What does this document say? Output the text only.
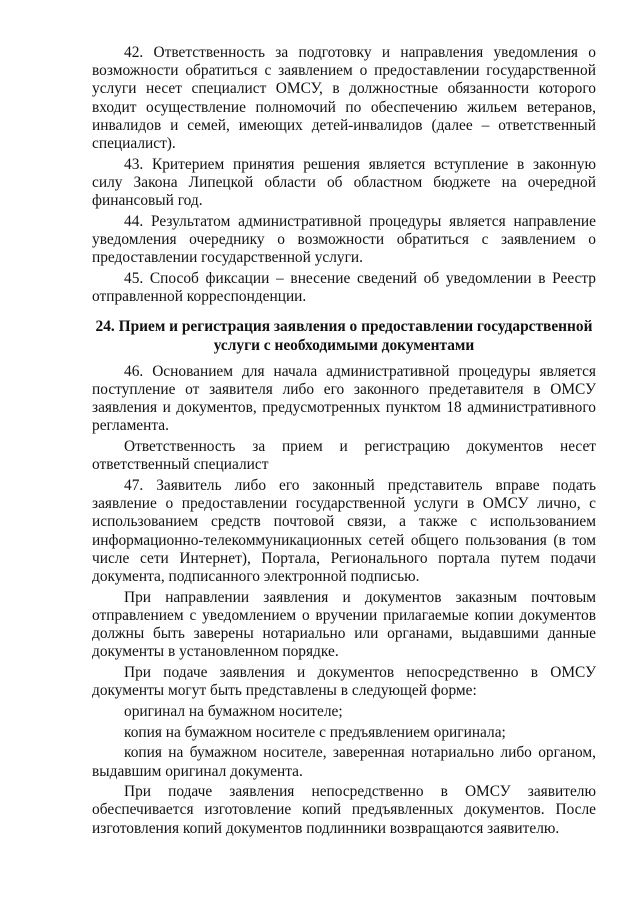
42. Ответственность за подготовку и направления уведомления о возможности обратиться с заявлением о предоставлении государственной услуги несет специалист ОМСУ, в должностные обязанности которого входит осуществление полномочий по обеспечению жильем ветеранов, инвалидов и семей, имеющих детей-инвалидов (далее – ответственный специалист).

43. Критерием принятия решения является вступление в законную силу Закона Липецкой области об областном бюджете на очередной финансовый год.

44. Результатом административной процедуры является направление уведомления очереднику о возможности обратиться с заявлением о предоставлении государственной услуги.

45. Способ фиксации – внесение сведений об уведомлении в Реестр отправленной корреспонденции.

24. Прием и регистрация заявления о предоставлении государственной услуги с необходимыми документами

46. Основанием для начала административной процедуры является поступление от заявителя либо его законного предетавителя в ОМСУ заявления и документов, предусмотренных пунктом 18 административного регламента.

Ответственность за прием и регистрацию документов несет ответственный специалист

47. Заявитель либо его законный представитель вправе подать заявление о предоставлении государственной услуги в ОМСУ лично, с использованием средств почтовой связи, а также с использованием информационно-телекоммуникационных сетей общего пользования (в том числе сети Интернет), Портала, Регионального портала путем подачи документа, подписанного электронной подписью.

При направлении заявления и документов заказным почтовым отправлением с уведомлением о вручении прилагаемые копии документов должны быть заверены нотариально или органами, выдавшими данные документы в установленном порядке.

При подаче заявления и документов непосредственно в ОМСУ документы могут быть представлены в следующей форме:

оригинал на бумажном носителе;

копия на бумажном носителе с предъявлением оригинала;

копия на бумажном носителе, заверенная нотариально либо органом, выдавшим оригинал документа.

При подаче заявления непосредственно в ОМСУ заявителю обеспечивается изготовление копий предъявленных документов. После изготовления копий документов подлинники возвращаются заявителю.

▶ **Description of the task**: Images should not appear in the copy; retype the listing above exactly.

▶ **Solution**:
What does this document say? Output the text only.
42. Ответственность за подготовку и направления уведомления о возможности обратиться с заявлением о предоставлении государственной услуги несет специалист ОМСУ, в должностные обязанности которого входит осуществление полномочий по обеспечению жильем ветеранов, инвалидов и семей, имеющих детей-инвалидов (далее – ответственный специалист).

43. Критерием принятия решения является вступление в законную силу Закона Липецкой области об областном бюджете на очередной финансовый год.

44. Результатом административной процедуры является направление уведомления очереднику о возможности обратиться с заявлением о предоставлении государственной услуги.

45. Способ фиксации – внесение сведений об уведомлении в Реестр отправленной корреспонденции.

24. Прием и регистрация заявления о предоставлении государственной услуги с необходимыми документами

46. Основанием для начала административной процедуры является поступление от заявителя либо его законного предетавителя в ОМСУ заявления и документов, предусмотренных пунктом 18 административного регламента.

Ответственность за прием и регистрацию документов несет ответственный специалист

47. Заявитель либо его законный представитель вправе подать заявление о предоставлении государственной услуги в ОМСУ лично, с использованием средств почтовой связи, а также с использованием информационно-телекоммуникационных сетей общего пользования (в том числе сети Интернет), Портала, Регионального портала путем подачи документа, подписанного электронной подписью.

При направлении заявления и документов заказным почтовым отправлением с уведомлением о вручении прилагаемые копии документов должны быть заверены нотариально или органами, выдавшими данные документы в установленном порядке.

При подаче заявления и документов непосредственно в ОМСУ документы могут быть представлены в следующей форме:

оригинал на бумажном носителе;

копия на бумажном носителе с предъявлением оригинала;

копия на бумажном носителе, заверенная нотариально либо органом, выдавшим оригинал документа.

При подаче заявления непосредственно в ОМСУ заявителю обеспечивается изготовление копий предъявленных документов. После изготовления копий документов подлинники возвращаются заявителю.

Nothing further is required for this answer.